Segment Start: Records to process
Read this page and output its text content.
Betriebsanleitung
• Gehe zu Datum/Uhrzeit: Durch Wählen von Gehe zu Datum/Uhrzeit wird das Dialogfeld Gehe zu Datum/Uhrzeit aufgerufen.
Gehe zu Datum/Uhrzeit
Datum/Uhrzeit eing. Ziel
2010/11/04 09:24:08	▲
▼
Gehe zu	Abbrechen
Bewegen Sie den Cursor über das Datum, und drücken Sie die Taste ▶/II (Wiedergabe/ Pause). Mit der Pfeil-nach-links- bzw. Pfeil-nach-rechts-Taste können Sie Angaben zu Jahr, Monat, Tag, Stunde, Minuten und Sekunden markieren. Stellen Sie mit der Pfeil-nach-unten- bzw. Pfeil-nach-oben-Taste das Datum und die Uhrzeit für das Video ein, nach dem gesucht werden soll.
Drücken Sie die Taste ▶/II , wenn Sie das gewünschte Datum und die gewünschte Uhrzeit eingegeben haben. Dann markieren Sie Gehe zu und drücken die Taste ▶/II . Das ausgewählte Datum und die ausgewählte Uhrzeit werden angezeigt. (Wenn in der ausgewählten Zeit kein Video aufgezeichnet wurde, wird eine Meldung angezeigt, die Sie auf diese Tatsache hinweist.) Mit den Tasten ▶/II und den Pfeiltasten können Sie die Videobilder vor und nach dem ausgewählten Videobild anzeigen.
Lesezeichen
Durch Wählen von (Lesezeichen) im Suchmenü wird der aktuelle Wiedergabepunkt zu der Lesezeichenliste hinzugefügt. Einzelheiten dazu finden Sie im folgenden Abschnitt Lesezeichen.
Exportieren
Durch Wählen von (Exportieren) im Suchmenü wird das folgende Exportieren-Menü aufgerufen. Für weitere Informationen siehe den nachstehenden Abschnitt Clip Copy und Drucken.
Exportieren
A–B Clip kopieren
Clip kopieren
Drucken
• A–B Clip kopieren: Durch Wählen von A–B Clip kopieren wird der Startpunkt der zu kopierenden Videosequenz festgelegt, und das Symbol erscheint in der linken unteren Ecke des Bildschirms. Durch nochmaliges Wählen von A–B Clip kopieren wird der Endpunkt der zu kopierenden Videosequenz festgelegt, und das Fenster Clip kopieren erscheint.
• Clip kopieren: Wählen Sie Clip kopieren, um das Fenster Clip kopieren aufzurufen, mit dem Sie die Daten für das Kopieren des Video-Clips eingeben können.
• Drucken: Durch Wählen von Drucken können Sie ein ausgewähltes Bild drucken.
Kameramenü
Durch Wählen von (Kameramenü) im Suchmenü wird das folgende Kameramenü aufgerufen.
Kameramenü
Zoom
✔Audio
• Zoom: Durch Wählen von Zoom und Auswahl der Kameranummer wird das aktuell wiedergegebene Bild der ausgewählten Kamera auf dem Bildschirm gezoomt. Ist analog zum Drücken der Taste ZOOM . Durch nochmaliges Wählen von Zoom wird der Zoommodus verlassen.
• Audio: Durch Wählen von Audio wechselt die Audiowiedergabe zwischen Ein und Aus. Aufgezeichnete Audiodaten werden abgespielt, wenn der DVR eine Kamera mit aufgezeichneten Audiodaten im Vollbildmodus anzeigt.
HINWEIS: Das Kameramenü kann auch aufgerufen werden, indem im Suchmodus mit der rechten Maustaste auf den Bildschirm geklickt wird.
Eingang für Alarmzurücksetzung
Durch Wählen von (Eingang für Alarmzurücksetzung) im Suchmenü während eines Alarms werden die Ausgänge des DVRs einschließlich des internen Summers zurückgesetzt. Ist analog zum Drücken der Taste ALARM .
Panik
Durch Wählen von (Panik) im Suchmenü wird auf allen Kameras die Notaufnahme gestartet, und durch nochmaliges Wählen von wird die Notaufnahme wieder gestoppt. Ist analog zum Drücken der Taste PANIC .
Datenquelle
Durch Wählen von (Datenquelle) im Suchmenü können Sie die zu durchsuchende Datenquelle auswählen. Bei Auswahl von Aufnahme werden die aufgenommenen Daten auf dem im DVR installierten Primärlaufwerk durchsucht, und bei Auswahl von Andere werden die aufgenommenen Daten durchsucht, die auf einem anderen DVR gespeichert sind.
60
Segment End: Records to process
**Work instruction**
Go through the entries and restate each one exactly.

**The answer**
Read this page and output its text content.
Betriebsanleitung
• Gehe zu Datum/Uhrzeit: Durch Wählen von Gehe zu Datum/Uhrzeit wird das Dialogfeld Gehe zu Datum/Uhrzeit aufgerufen.
Gehe zu Datum/Uhrzeit
Datum/Uhrzeit eing. Ziel
2010/11/04 09:24:08	▲
▼
Gehe zu	Abbrechen
Bewegen Sie den Cursor über das Datum, und drücken Sie die Taste ▶/II (Wiedergabe/ Pause). Mit der Pfeil-nach-links- bzw. Pfeil-nach-rechts-Taste können Sie Angaben zu Jahr, Monat, Tag, Stunde, Minuten und Sekunden markieren. Stellen Sie mit der Pfeil-nach-unten- bzw. Pfeil-nach-oben-Taste das Datum und die Uhrzeit für das Video ein, nach dem gesucht werden soll.
Drücken Sie die Taste ▶/II , wenn Sie das gewünschte Datum und die gewünschte Uhrzeit eingegeben haben. Dann markieren Sie Gehe zu und drücken die Taste ▶/II . Das ausgewählte Datum und die ausgewählte Uhrzeit werden angezeigt. (Wenn in der ausgewählten Zeit kein Video aufgezeichnet wurde, wird eine Meldung angezeigt, die Sie auf diese Tatsache hinweist.) Mit den Tasten ▶/II und den Pfeiltasten können Sie die Videobilder vor und nach dem ausgewählten Videobild anzeigen.
Lesezeichen
Durch Wählen von (Lesezeichen) im Suchmenü wird der aktuelle Wiedergabepunkt zu der Lesezeichenliste hinzugefügt. Einzelheiten dazu finden Sie im folgenden Abschnitt Lesezeichen.
Exportieren
Durch Wählen von (Exportieren) im Suchmenü wird das folgende Exportieren-Menü aufgerufen. Für weitere Informationen siehe den nachstehenden Abschnitt Clip Copy und Drucken.
Exportieren
A–B Clip kopieren
Clip kopieren
Drucken
• A–B Clip kopieren: Durch Wählen von A–B Clip kopieren wird der Startpunkt der zu kopierenden Videosequenz festgelegt, und das Symbol erscheint in der linken unteren Ecke des Bildschirms. Durch nochmaliges Wählen von A–B Clip kopieren wird der Endpunkt der zu kopierenden Videosequenz festgelegt, und das Fenster Clip kopieren erscheint.
• Clip kopieren: Wählen Sie Clip kopieren, um das Fenster Clip kopieren aufzurufen, mit dem Sie die Daten für das Kopieren des Video-Clips eingeben können.
• Drucken: Durch Wählen von Drucken können Sie ein ausgewähltes Bild drucken.
Kameramenü
Durch Wählen von (Kameramenü) im Suchmenü wird das folgende Kameramenü aufgerufen.
Kameramenü
Zoom
✔Audio
• Zoom: Durch Wählen von Zoom und Auswahl der Kameranummer wird das aktuell wiedergegebene Bild der ausgewählten Kamera auf dem Bildschirm gezoomt. Ist analog zum Drücken der Taste ZOOM . Durch nochmaliges Wählen von Zoom wird der Zoommodus verlassen.
• Audio: Durch Wählen von Audio wechselt die Audiowiedergabe zwischen Ein und Aus. Aufgezeichnete Audiodaten werden abgespielt, wenn der DVR eine Kamera mit aufgezeichneten Audiodaten im Vollbildmodus anzeigt.
HINWEIS: Das Kameramenü kann auch aufgerufen werden, indem im Suchmodus mit der rechten Maustaste auf den Bildschirm geklickt wird.
Eingang für Alarmzurücksetzung
Durch Wählen von (Eingang für Alarmzurücksetzung) im Suchmenü während eines Alarms werden die Ausgänge des DVRs einschließlich des internen Summers zurückgesetzt. Ist analog zum Drücken der Taste ALARM .
Panik
Durch Wählen von (Panik) im Suchmenü wird auf allen Kameras die Notaufnahme gestartet, und durch nochmaliges Wählen von wird die Notaufnahme wieder gestoppt. Ist analog zum Drücken der Taste PANIC .
Datenquelle
Durch Wählen von (Datenquelle) im Suchmenü können Sie die zu durchsuchende Datenquelle auswählen. Bei Auswahl von Aufnahme werden die aufgenommenen Daten auf dem im DVR installierten Primärlaufwerk durchsucht, und bei Auswahl von Andere werden die aufgenommenen Daten durchsucht, die auf einem anderen DVR gespeichert sind.
60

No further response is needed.